| Record excerpts |

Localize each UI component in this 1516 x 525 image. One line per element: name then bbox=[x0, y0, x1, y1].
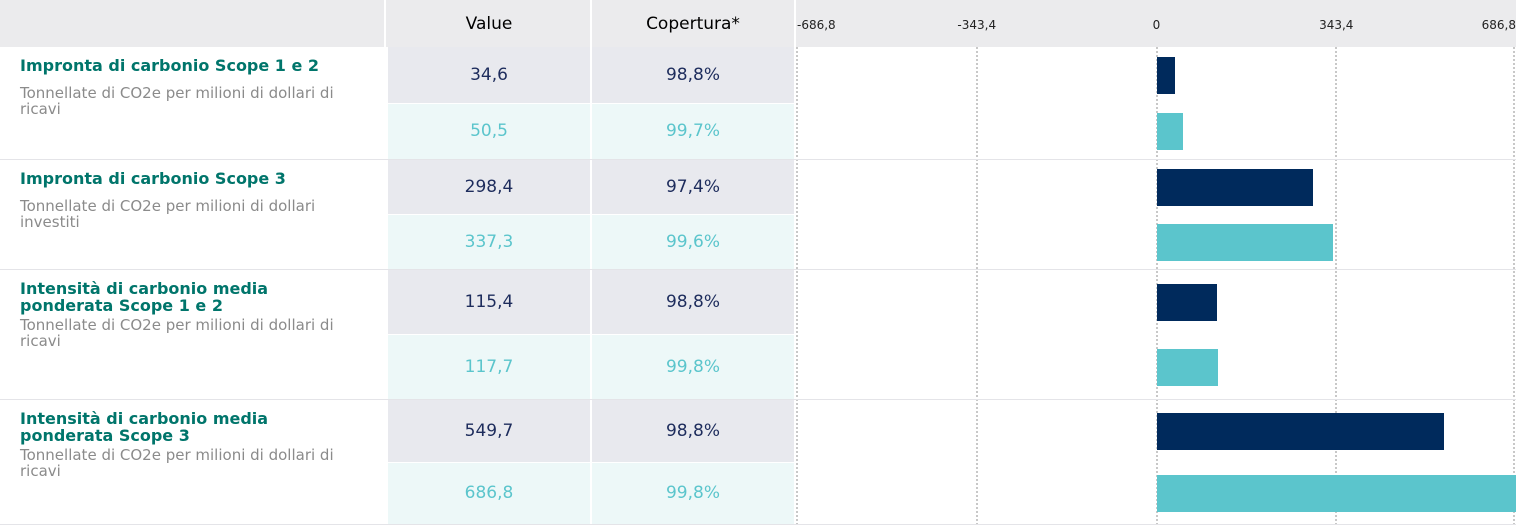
value-cell: 549,7 bbox=[388, 400, 592, 463]
bar bbox=[1156, 113, 1183, 151]
value-cell: 298,4 bbox=[388, 160, 592, 215]
coverage-cell: 97,4% bbox=[592, 160, 796, 215]
grid-line bbox=[975, 47, 978, 525]
metric-title: Intensità di carbonio media ponderata Sc… bbox=[20, 279, 269, 315]
bar bbox=[1156, 224, 1334, 261]
metric-title: Impronta di carbonio Scope 1 e 2 bbox=[20, 56, 320, 75]
value-cell: 337,3 bbox=[388, 215, 592, 270]
bar bbox=[1156, 349, 1219, 386]
metric-subtitle: Tonnellate di CO2e per milioni di dollar… bbox=[20, 197, 316, 231]
value-cell: 50,5 bbox=[388, 103, 592, 160]
header-blank bbox=[0, 0, 386, 47]
bar bbox=[1156, 284, 1217, 321]
coverage-cell: 98,8% bbox=[592, 400, 796, 463]
metric-subtitle: Tonnellate di CO2e per milioni di dollar… bbox=[20, 446, 334, 480]
grid-line bbox=[1513, 47, 1515, 525]
value-cell: 34,6 bbox=[388, 47, 592, 104]
x-tick-label: 0 bbox=[1152, 18, 1161, 32]
bar bbox=[1156, 412, 1445, 450]
coverage-cell: 99,7% bbox=[592, 103, 796, 160]
row-separator bbox=[0, 159, 1516, 160]
metric-title: Impronta di carbonio Scope 3 bbox=[20, 169, 286, 188]
coverage-cell: 99,8% bbox=[592, 462, 796, 525]
metric-subtitle: Tonnellate di CO2e per milioni di dollar… bbox=[20, 84, 334, 118]
value-cell: 117,7 bbox=[388, 335, 592, 400]
coverage-cell: 99,8% bbox=[592, 335, 796, 400]
value-cell: 686,8 bbox=[388, 462, 592, 525]
coverage-cell: 98,8% bbox=[592, 270, 796, 335]
x-tick-label: 343,4 bbox=[1319, 18, 1354, 32]
metric-subtitle: Tonnellate di CO2e per milioni di dollar… bbox=[20, 316, 334, 350]
row-separator bbox=[0, 399, 1516, 400]
bar bbox=[1156, 56, 1175, 94]
x-tick-label: -686,8 bbox=[797, 18, 836, 32]
value-cell: 115,4 bbox=[388, 270, 592, 335]
coverage-cell: 98,8% bbox=[592, 47, 796, 104]
metric-title: Intensità di carbonio media ponderata Sc… bbox=[20, 409, 269, 445]
x-tick-label: -343,4 bbox=[957, 18, 997, 32]
coverage-cell: 99,6% bbox=[592, 215, 796, 270]
column-header: Copertura* bbox=[592, 0, 796, 47]
x-tick-label: 686,8 bbox=[1481, 18, 1516, 32]
bar bbox=[1156, 169, 1313, 206]
grid-line bbox=[1335, 47, 1338, 525]
column-header: Value bbox=[388, 0, 592, 47]
bar bbox=[1156, 475, 1516, 513]
row-separator bbox=[0, 269, 1516, 270]
grid-line bbox=[796, 47, 798, 525]
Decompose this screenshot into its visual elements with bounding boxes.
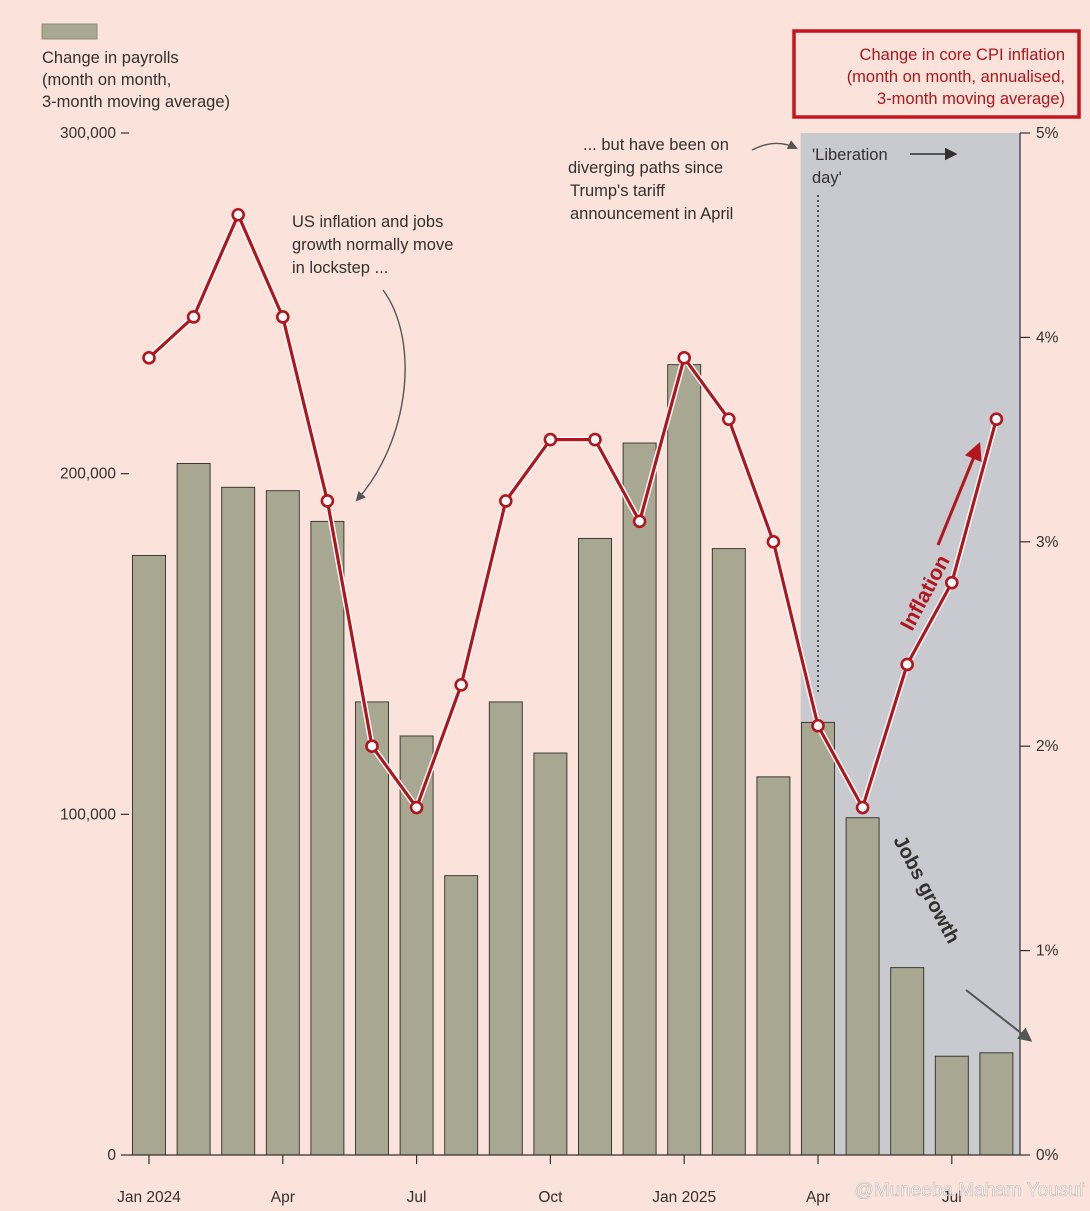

| Goal |
Copy out the part of the items that opens with the line containing "value-cell: 549,7 bbox=[388, 400, 592, 463]" and closes with the line containing "84, 334, 118]", both lines included, and set it down with every line identical to the original.

| Result for this task |
value-cell: 549,7 bbox=[388, 400, 592, 463]
bar bbox=[1156, 113, 1183, 151]
value-cell: 298,4 bbox=[388, 160, 592, 215]
coverage-cell: 97,4% bbox=[592, 160, 796, 215]
grid-line bbox=[975, 47, 978, 525]
metric-title: Intensità di carbonio media ponderata Sc… bbox=[20, 279, 269, 315]
bar bbox=[1156, 224, 1334, 261]
metric-title: Impronta di carbonio Scope 1 e 2 bbox=[20, 56, 320, 75]
value-cell: 337,3 bbox=[388, 215, 592, 270]
bar bbox=[1156, 349, 1219, 386]
metric-subtitle: Tonnellate di CO2e per milioni di dollar… bbox=[20, 197, 316, 231]
value-cell: 50,5 bbox=[388, 103, 592, 160]
header-blank bbox=[0, 0, 386, 47]
bar bbox=[1156, 284, 1217, 321]
coverage-cell: 98,8% bbox=[592, 400, 796, 463]
metric-subtitle: Tonnellate di CO2e per milioni di dollar… bbox=[20, 446, 334, 480]
grid-line bbox=[1513, 47, 1515, 525]
value-cell: 34,6 bbox=[388, 47, 592, 104]
x-tick-label: 0 bbox=[1152, 18, 1161, 32]
bar bbox=[1156, 412, 1445, 450]
coverage-cell: 99,7% bbox=[592, 103, 796, 160]
row-separator bbox=[0, 159, 1516, 160]
metric-title: Impronta di carbonio Scope 3 bbox=[20, 169, 286, 188]
coverage-cell: 99,8% bbox=[592, 462, 796, 525]
metric-subtitle: Tonnellate di CO2e per milioni di dollar… bbox=[20, 84, 334, 118]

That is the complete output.